=== Exercise prompt ===
Read through the entries below and return each line with the word "JSON".

=== Supplied data ===
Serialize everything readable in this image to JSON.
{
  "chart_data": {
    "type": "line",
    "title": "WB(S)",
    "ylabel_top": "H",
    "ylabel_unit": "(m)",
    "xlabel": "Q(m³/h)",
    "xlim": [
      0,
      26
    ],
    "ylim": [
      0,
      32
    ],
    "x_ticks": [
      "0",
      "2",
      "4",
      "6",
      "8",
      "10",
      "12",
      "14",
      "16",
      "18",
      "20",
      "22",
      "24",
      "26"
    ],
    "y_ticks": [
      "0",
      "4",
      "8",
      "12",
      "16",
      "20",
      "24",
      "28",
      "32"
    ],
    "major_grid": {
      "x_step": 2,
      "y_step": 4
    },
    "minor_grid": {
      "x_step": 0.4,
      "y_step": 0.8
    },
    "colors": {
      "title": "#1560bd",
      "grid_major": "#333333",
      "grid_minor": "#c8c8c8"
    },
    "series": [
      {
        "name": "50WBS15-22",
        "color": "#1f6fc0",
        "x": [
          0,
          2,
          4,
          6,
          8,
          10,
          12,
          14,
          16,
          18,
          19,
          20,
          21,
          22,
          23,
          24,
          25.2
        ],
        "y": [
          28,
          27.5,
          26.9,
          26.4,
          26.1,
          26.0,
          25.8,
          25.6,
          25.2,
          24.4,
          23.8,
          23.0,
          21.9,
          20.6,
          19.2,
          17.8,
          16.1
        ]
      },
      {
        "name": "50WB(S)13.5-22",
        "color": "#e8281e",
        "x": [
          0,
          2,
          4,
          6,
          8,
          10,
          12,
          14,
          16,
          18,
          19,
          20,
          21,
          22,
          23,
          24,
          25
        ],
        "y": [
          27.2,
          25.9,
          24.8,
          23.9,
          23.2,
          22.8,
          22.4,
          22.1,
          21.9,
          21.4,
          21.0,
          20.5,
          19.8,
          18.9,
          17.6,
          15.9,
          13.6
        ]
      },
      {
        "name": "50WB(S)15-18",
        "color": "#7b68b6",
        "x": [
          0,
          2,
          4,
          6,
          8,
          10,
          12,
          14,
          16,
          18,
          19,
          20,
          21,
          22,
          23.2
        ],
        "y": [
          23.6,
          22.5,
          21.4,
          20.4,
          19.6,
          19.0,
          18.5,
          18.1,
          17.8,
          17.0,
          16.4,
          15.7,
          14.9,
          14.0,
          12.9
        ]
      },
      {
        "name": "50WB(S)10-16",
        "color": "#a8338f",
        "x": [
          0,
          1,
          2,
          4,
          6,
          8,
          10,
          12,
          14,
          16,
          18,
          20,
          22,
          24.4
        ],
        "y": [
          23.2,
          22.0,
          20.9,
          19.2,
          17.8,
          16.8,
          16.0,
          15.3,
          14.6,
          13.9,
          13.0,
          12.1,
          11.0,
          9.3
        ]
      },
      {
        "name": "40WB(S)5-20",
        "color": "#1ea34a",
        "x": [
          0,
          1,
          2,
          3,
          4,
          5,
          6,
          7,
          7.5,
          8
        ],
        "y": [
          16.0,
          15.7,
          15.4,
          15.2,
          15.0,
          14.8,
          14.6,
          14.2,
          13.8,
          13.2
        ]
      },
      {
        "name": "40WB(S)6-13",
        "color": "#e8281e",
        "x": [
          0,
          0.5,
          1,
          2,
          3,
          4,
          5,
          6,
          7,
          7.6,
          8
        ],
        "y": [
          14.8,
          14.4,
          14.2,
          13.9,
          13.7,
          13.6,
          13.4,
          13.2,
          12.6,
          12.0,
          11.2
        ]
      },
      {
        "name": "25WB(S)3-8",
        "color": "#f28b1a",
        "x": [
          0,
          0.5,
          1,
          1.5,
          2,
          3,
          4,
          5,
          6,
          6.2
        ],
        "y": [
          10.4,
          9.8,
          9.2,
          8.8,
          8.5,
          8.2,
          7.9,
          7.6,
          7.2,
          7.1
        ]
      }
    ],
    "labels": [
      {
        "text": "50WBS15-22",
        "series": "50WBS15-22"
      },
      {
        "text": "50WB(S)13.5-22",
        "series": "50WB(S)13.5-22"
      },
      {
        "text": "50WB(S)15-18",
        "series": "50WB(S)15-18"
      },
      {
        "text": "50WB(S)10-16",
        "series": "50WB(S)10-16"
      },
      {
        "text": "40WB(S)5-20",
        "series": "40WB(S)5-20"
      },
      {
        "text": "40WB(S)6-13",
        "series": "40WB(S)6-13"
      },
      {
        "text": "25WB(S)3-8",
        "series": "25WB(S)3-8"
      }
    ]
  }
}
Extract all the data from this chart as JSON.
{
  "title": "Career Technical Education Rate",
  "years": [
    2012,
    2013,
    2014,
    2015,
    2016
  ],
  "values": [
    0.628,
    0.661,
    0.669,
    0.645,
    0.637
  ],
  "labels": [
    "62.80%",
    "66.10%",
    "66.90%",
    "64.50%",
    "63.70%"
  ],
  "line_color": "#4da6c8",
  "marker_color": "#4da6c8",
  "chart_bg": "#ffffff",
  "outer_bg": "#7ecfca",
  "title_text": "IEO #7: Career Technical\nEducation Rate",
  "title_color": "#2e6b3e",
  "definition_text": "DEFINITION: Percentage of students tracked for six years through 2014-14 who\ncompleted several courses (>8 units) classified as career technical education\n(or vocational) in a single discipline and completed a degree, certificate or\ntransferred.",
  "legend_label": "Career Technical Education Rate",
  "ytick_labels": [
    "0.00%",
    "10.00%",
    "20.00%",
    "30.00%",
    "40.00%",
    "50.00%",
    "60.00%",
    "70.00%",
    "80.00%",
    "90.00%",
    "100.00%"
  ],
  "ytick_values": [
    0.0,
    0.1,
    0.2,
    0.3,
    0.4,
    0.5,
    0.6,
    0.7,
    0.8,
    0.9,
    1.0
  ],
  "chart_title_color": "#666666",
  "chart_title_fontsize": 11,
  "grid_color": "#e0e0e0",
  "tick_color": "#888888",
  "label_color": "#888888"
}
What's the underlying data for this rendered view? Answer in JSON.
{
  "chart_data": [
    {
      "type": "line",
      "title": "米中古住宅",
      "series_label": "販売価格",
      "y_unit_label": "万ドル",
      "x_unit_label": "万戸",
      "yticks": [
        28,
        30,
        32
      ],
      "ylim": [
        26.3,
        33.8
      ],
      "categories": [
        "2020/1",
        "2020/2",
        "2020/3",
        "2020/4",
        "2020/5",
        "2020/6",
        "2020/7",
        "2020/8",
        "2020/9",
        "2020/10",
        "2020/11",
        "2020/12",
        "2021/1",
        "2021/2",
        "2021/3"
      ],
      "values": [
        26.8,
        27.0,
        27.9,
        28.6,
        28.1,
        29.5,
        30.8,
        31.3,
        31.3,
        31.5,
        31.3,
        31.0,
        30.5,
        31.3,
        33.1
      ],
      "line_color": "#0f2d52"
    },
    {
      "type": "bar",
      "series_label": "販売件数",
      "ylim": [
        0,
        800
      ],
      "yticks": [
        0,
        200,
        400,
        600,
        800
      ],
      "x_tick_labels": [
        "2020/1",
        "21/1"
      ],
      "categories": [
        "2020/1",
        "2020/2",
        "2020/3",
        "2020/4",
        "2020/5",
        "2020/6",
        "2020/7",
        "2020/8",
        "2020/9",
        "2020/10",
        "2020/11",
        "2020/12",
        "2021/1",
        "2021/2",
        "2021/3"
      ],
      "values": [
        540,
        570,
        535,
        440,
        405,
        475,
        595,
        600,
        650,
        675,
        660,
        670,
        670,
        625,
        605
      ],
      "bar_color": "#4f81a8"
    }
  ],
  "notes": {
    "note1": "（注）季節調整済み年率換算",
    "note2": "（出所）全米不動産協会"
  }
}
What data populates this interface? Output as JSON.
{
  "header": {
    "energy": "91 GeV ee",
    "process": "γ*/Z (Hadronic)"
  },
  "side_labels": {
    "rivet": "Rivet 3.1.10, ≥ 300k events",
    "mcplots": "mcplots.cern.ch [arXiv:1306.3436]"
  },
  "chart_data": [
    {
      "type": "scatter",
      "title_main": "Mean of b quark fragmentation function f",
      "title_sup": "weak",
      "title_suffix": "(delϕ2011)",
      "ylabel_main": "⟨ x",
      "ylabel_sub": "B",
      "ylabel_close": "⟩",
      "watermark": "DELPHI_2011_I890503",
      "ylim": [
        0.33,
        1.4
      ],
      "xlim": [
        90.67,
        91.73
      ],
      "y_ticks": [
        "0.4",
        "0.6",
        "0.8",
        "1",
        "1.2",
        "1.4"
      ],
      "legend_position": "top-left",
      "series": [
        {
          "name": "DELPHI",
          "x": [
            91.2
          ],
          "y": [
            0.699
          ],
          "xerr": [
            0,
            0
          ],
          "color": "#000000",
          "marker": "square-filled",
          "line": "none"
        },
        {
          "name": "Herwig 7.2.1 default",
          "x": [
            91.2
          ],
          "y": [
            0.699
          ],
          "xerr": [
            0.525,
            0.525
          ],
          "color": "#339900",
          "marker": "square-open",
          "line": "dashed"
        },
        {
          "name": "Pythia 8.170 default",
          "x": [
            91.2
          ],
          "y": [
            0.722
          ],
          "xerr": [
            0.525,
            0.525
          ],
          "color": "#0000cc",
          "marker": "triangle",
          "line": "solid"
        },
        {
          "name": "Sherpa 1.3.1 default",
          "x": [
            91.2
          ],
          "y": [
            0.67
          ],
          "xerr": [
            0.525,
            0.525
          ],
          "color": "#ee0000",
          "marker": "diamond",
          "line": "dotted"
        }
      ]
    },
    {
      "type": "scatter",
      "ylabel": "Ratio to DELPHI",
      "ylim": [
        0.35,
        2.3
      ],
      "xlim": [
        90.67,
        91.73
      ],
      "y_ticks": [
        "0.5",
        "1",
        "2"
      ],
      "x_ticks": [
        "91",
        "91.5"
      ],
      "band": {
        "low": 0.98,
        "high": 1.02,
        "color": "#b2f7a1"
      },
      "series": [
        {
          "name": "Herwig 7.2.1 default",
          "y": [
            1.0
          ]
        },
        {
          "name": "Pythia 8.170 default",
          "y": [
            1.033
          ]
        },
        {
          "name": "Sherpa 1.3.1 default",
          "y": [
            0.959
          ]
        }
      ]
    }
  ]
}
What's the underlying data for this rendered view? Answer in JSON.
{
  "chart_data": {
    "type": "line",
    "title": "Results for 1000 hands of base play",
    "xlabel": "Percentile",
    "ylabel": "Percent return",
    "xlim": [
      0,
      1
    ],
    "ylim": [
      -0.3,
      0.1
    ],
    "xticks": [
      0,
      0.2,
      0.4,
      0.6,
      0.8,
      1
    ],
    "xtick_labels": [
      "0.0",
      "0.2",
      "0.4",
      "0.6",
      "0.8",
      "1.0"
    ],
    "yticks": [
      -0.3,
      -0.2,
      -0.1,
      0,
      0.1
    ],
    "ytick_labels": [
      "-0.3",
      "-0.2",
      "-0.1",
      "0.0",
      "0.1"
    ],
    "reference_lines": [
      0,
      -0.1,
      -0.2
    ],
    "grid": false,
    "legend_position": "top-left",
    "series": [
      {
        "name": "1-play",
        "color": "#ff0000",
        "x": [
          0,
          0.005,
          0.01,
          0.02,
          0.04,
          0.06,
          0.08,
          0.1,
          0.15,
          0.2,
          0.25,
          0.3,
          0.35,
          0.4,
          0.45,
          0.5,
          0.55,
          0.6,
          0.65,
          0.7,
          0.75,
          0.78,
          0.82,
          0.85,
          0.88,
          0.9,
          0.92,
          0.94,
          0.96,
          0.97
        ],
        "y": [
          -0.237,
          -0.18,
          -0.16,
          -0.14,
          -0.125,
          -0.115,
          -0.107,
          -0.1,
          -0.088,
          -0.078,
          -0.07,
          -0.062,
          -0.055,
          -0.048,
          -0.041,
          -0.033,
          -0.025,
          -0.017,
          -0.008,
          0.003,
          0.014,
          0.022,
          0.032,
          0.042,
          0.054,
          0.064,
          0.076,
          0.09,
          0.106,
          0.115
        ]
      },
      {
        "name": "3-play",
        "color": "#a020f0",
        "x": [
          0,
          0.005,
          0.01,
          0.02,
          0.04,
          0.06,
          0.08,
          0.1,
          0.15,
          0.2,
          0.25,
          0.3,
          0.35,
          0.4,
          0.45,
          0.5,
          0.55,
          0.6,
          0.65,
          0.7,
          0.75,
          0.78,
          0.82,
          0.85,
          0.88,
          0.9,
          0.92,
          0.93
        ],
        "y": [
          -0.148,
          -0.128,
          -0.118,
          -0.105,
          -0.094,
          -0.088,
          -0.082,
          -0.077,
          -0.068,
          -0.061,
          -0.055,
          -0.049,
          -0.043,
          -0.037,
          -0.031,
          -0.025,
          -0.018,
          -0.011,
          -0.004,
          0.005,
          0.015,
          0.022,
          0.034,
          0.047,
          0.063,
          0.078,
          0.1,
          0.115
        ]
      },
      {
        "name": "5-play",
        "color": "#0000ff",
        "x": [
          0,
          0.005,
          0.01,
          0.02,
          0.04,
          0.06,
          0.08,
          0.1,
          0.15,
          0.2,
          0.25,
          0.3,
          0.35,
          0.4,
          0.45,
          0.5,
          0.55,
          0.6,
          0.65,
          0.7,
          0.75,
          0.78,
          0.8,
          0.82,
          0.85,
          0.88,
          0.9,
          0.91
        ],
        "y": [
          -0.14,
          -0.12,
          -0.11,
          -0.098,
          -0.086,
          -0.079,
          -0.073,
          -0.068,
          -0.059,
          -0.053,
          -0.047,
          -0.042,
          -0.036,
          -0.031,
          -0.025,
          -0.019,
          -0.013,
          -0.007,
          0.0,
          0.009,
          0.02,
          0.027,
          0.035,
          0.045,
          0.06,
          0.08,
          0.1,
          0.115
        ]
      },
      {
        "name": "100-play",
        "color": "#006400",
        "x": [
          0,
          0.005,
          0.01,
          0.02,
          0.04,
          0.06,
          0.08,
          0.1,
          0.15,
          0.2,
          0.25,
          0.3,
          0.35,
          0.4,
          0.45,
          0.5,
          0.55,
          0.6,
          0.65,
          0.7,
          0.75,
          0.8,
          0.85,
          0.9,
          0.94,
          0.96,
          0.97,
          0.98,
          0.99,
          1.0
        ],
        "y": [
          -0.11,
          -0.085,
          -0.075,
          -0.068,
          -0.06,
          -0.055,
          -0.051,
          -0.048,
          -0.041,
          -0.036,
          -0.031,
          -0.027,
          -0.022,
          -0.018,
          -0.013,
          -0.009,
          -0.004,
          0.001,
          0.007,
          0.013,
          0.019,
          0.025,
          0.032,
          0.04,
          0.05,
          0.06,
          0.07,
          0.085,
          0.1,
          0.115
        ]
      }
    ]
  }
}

=== Answer in full ===
Serialize everything readable in this image to JSON.
Extract all the data from this chart as JSON.
What's the underlying data for this rendered view? Answer in JSON.
What data populates this interface? Output as JSON.
What's the underlying data for this rendered view? Answer in JSON.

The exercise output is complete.